Gather each line containing the string "location" from these entries.

(Records)
====================

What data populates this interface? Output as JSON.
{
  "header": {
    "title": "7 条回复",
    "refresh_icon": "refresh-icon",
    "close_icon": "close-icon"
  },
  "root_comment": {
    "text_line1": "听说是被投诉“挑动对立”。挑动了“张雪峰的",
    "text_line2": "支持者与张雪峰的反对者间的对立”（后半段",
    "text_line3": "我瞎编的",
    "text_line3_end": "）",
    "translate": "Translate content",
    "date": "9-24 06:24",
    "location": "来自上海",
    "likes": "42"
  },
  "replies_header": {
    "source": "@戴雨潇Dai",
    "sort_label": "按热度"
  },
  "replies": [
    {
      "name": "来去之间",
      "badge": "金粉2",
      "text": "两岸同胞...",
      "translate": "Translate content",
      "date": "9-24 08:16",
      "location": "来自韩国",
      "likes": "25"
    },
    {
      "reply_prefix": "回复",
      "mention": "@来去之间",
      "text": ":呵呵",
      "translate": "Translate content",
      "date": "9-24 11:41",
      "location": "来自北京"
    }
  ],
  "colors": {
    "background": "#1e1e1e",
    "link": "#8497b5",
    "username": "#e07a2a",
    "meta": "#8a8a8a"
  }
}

====================

- EXERCISE RESULT:
    "location": "来自上海",
      "location": "来自韩国",
      "location": "来自北京"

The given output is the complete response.